■ **WRITTEN INSTRUCTION**
Render the material again word for word, skipping the pictures in it.

■ **GIVEN ENTRIES**
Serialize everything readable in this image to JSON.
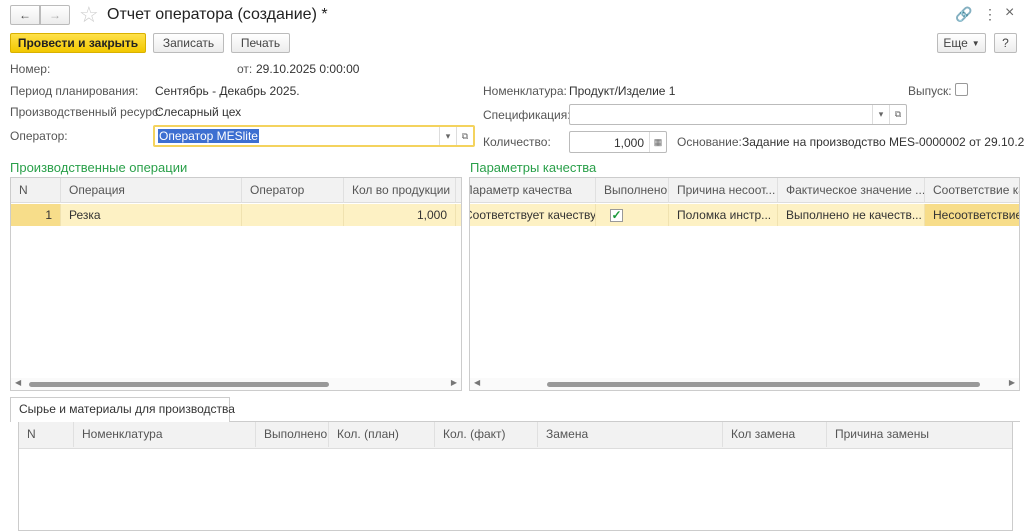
{
  "window": {
    "title": "Отчет оператора (создание) *"
  },
  "toolbar": {
    "post_close": "Провести и закрыть",
    "save": "Записать",
    "print": "Печать",
    "more": "Еще",
    "help": "?"
  },
  "header": {
    "number_label": "Номер:",
    "date_label": "от:",
    "date_value": "29.10.2025 0:00:00",
    "period_label": "Период планирования:",
    "period_value": "Сентябрь - Декабрь 2025.",
    "resource_label": "Производственный ресурс:",
    "resource_value": "Слесарный цех",
    "operator_label": "Оператор:",
    "operator_value": "Оператор MESlite",
    "nomenclature_label": "Номенклатура:",
    "nomenclature_value": "Продукт/Изделие 1",
    "output_label": "Выпуск:",
    "output_checked": false,
    "spec_label": "Спецификация:",
    "spec_value": "",
    "qty_label": "Количество:",
    "qty_value": "1,000",
    "basis_label": "Основание:",
    "basis_value": "Задание на производство MES-0000002 от 29.10.2..."
  },
  "operations": {
    "title": "Производственные операции",
    "columns": [
      "N",
      "Операция",
      "Оператор",
      "Кол во продукции"
    ],
    "rows": [
      {
        "n": "1",
        "operation": "Резка",
        "operator": "",
        "qty": "1,000"
      }
    ]
  },
  "quality": {
    "title": "Параметры качества",
    "columns": [
      "Параметр качества",
      "Выполнено",
      "Причина несоот...",
      "Фактическое значение ...",
      "Соответствие кач"
    ],
    "rows": [
      {
        "param": "Соответствует качеству",
        "done": true,
        "reason": "Поломка инстр...",
        "actual": "Выполнено не качеств...",
        "conformity": "Несоответствие"
      }
    ]
  },
  "materials": {
    "tab": "Сырье и материалы для производства",
    "columns": [
      "N",
      "Номенклатура",
      "Выполнено",
      "Кол. (план)",
      "Кол. (факт)",
      "Замена",
      "Кол замена",
      "Причина замены"
    ]
  }
}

■ **ANSWER FOR THE TASK**
Serialize everything readable in this image to JSON.
{
  "window": {
    "title": "Отчет оператора (создание) *"
  },
  "toolbar": {
    "post_close": "Провести и закрыть",
    "save": "Записать",
    "print": "Печать",
    "more": "Еще",
    "help": "?"
  },
  "header": {
    "number_label": "Номер:",
    "date_label": "от:",
    "date_value": "29.10.2025 0:00:00",
    "period_label": "Период планирования:",
    "period_value": "Сентябрь - Декабрь 2025.",
    "resource_label": "Производственный ресурс:",
    "resource_value": "Слесарный цех",
    "operator_label": "Оператор:",
    "operator_value": "Оператор MESlite",
    "nomenclature_label": "Номенклатура:",
    "nomenclature_value": "Продукт/Изделие 1",
    "output_label": "Выпуск:",
    "output_checked": false,
    "spec_label": "Спецификация:",
    "spec_value": "",
    "qty_label": "Количество:",
    "qty_value": "1,000",
    "basis_label": "Основание:",
    "basis_value": "Задание на производство MES-0000002 от 29.10.2..."
  },
  "operations": {
    "title": "Производственные операции",
    "columns": [
      "N",
      "Операция",
      "Оператор",
      "Кол во продукции"
    ],
    "rows": [
      {
        "n": "1",
        "operation": "Резка",
        "operator": "",
        "qty": "1,000"
      }
    ]
  },
  "quality": {
    "title": "Параметры качества",
    "columns": [
      "Параметр качества",
      "Выполнено",
      "Причина несоот...",
      "Фактическое значение ...",
      "Соответствие кач"
    ],
    "rows": [
      {
        "param": "Соответствует качеству",
        "done": true,
        "reason": "Поломка инстр...",
        "actual": "Выполнено не качеств...",
        "conformity": "Несоответствие"
      }
    ]
  },
  "materials": {
    "tab": "Сырье и материалы для производства",
    "columns": [
      "N",
      "Номенклатура",
      "Выполнено",
      "Кол. (план)",
      "Кол. (факт)",
      "Замена",
      "Кол замена",
      "Причина замены"
    ]
  }
}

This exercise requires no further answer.